##### Source records

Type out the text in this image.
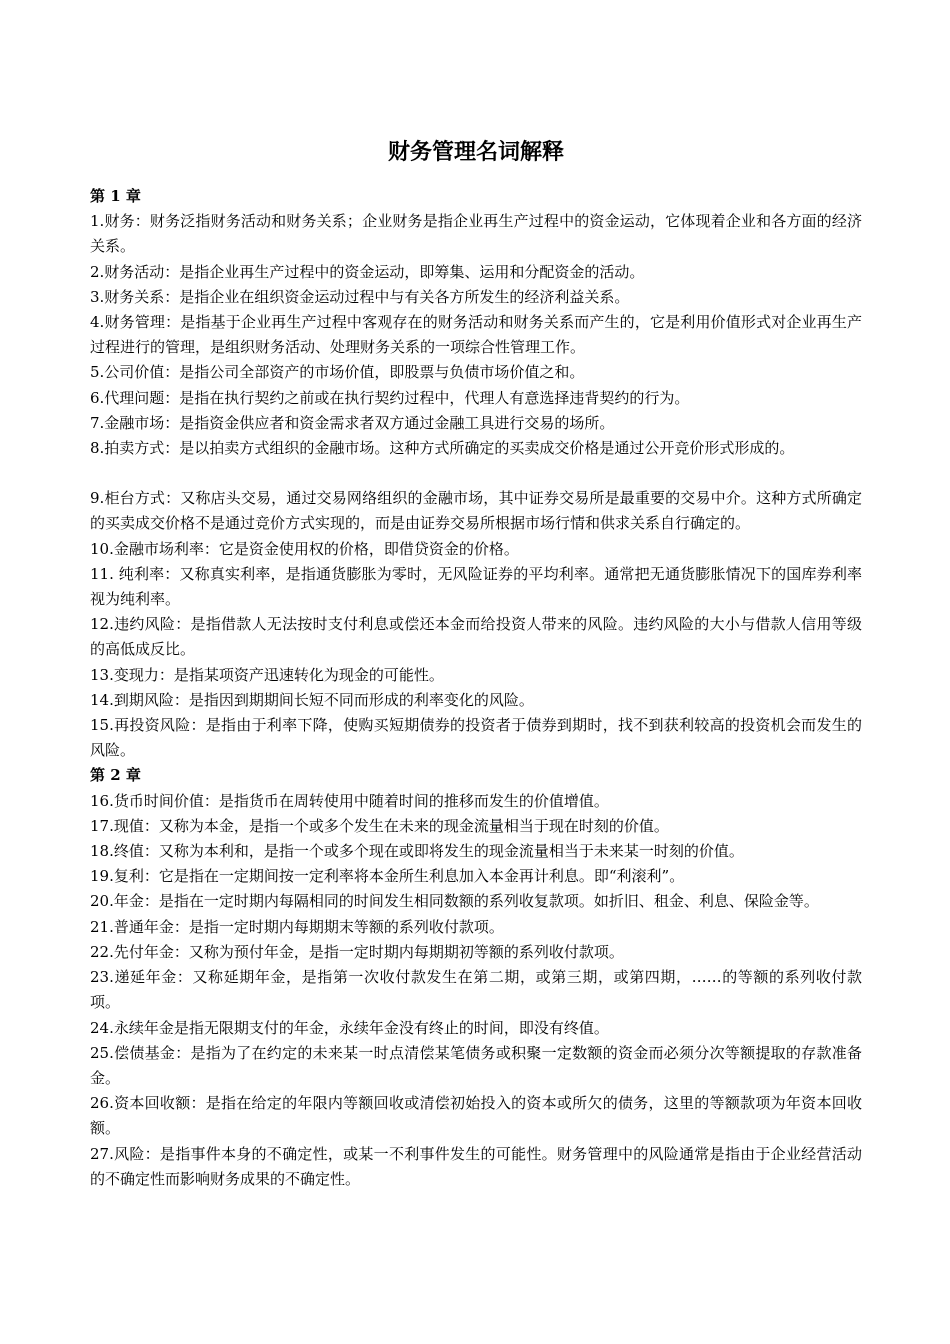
财务管理名词解释
第 1 章

1.财务：财务泛指财务活动和财务关系；企业财务是指企业再生产过程中的资金运动，它体现着企业和各方面的经济关系。

2.财务活动：是指企业再生产过程中的资金运动，即筹集、运用和分配资金的活动。

3.财务关系：是指企业在组织资金运动过程中与有关各方所发生的经济利益关系。

4.财务管理：是指基于企业再生产过程中客观存在的财务活动和财务关系而产生的，它是利用价值形式对企业再生产过程进行的管理，是组织财务活动、处理财务关系的一项综合性管理工作。

5.公司价值：是指公司全部资产的市场价值，即股票与负债市场价值之和。

6.代理问题：是指在执行契约之前或在执行契约过程中，代理人有意选择违背契约的行为。

7.金融市场：是指资金供应者和资金需求者双方通过金融工具进行交易的场所。

8.拍卖方式：是以拍卖方式组织的金融市场。这种方式所确定的买卖成交价格是通过公开竞价形式形成的。

9.柜台方式：又称店头交易，通过交易网络组织的金融市场，其中证券交易所是最重要的交易中介。这种方式所确定的买卖成交价格不是通过竞价方式实现的，而是由证券交易所根据市场行情和供求关系自行确定的。

10.金融市场利率：它是资金使用权的价格，即借贷资金的价格。

11. 纯利率：又称真实利率，是指通货膨胀为零时，无风险证券的平均利率。通常把无通货膨胀情况下的国库券利率视为纯利率。

12.违约风险：是指借款人无法按时支付利息或偿还本金而给投资人带来的风险。违约风险的大小与借款人信用等级的高低成反比。

13.变现力：是指某项资产迅速转化为现金的可能性。

14.到期风险：是指因到期期间长短不同而形成的利率变化的风险。

15.再投资风险：是指由于利率下降，使购买短期债券的投资者于债券到期时，找不到获利较高的投资机会而发生的风险。

第 2 章

16.货币时间价值：是指货币在周转使用中随着时间的推移而发生的价值增值。

17.现值：又称为本金，是指一个或多个发生在未来的现金流量相当于现在时刻的价值。

18.终值：又称为本利和，是指一个或多个现在或即将发生的现金流量相当于未来某一时刻的价值。

19.复利：它是指在一定期间按一定利率将本金所生利息加入本金再计利息。即“利滚利”。

20.年金：是指在一定时期内每隔相同的时间发生相同数额的系列收复款项。如折旧、租金、利息、保险金等。

21.普通年金：是指一定时期内每期期末等额的系列收付款项。

22.先付年金：又称为预付年金，是指一定时期内每期期初等额的系列收付款项。

23.递延年金：又称延期年金，是指第一次收付款发生在第二期，或第三期，或第四期，……的等额的系列收付款项。

24.永续年金是指无限期支付的年金，永续年金没有终止的时间，即没有终值。

25.偿债基金：是指为了在约定的未来某一时点清偿某笔债务或积聚一定数额的资金而必须分次等额提取的存款准备金。

26.资本回收额：是指在给定的年限内等额回收或清偿初始投入的资本或所欠的债务，这里的等额款项为年资本回收额。

27.风险：是指事件本身的不确定性，或某一不利事件发生的可能性。财务管理中的风险通常是指由于企业经营活动的不确定性而影响财务成果的不确定性。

##########

• **Job**: Repeat each line of the records above exactly, but do not copy the pictures.

• **Full answer**:
Type out the text in this image.
财务管理名词解释
第 1 章

1.财务：财务泛指财务活动和财务关系；企业财务是指企业再生产过程中的资金运动，它体现着企业和各方面的经济关系。

2.财务活动：是指企业再生产过程中的资金运动，即筹集、运用和分配资金的活动。

3.财务关系：是指企业在组织资金运动过程中与有关各方所发生的经济利益关系。

4.财务管理：是指基于企业再生产过程中客观存在的财务活动和财务关系而产生的，它是利用价值形式对企业再生产过程进行的管理，是组织财务活动、处理财务关系的一项综合性管理工作。

5.公司价值：是指公司全部资产的市场价值，即股票与负债市场价值之和。

6.代理问题：是指在执行契约之前或在执行契约过程中，代理人有意选择违背契约的行为。

7.金融市场：是指资金供应者和资金需求者双方通过金融工具进行交易的场所。

8.拍卖方式：是以拍卖方式组织的金融市场。这种方式所确定的买卖成交价格是通过公开竞价形式形成的。

9.柜台方式：又称店头交易，通过交易网络组织的金融市场，其中证券交易所是最重要的交易中介。这种方式所确定的买卖成交价格不是通过竞价方式实现的，而是由证券交易所根据市场行情和供求关系自行确定的。

10.金融市场利率：它是资金使用权的价格，即借贷资金的价格。

11. 纯利率：又称真实利率，是指通货膨胀为零时，无风险证券的平均利率。通常把无通货膨胀情况下的国库券利率视为纯利率。

12.违约风险：是指借款人无法按时支付利息或偿还本金而给投资人带来的风险。违约风险的大小与借款人信用等级的高低成反比。

13.变现力：是指某项资产迅速转化为现金的可能性。

14.到期风险：是指因到期期间长短不同而形成的利率变化的风险。

15.再投资风险：是指由于利率下降，使购买短期债券的投资者于债券到期时，找不到获利较高的投资机会而发生的风险。

第 2 章

16.货币时间价值：是指货币在周转使用中随着时间的推移而发生的价值增值。

17.现值：又称为本金，是指一个或多个发生在未来的现金流量相当于现在时刻的价值。

18.终值：又称为本利和，是指一个或多个现在或即将发生的现金流量相当于未来某一时刻的价值。

19.复利：它是指在一定期间按一定利率将本金所生利息加入本金再计利息。即“利滚利”。

20.年金：是指在一定时期内每隔相同的时间发生相同数额的系列收复款项。如折旧、租金、利息、保险金等。

21.普通年金：是指一定时期内每期期末等额的系列收付款项。

22.先付年金：又称为预付年金，是指一定时期内每期期初等额的系列收付款项。

23.递延年金：又称延期年金，是指第一次收付款发生在第二期，或第三期，或第四期，……的等额的系列收付款项。

24.永续年金是指无限期支付的年金，永续年金没有终止的时间，即没有终值。

25.偿债基金：是指为了在约定的未来某一时点清偿某笔债务或积聚一定数额的资金而必须分次等额提取的存款准备金。

26.资本回收额：是指在给定的年限内等额回收或清偿初始投入的资本或所欠的债务，这里的等额款项为年资本回收额。

27.风险：是指事件本身的不确定性，或某一不利事件发生的可能性。财务管理中的风险通常是指由于企业经营活动的不确定性而影响财务成果的不确定性。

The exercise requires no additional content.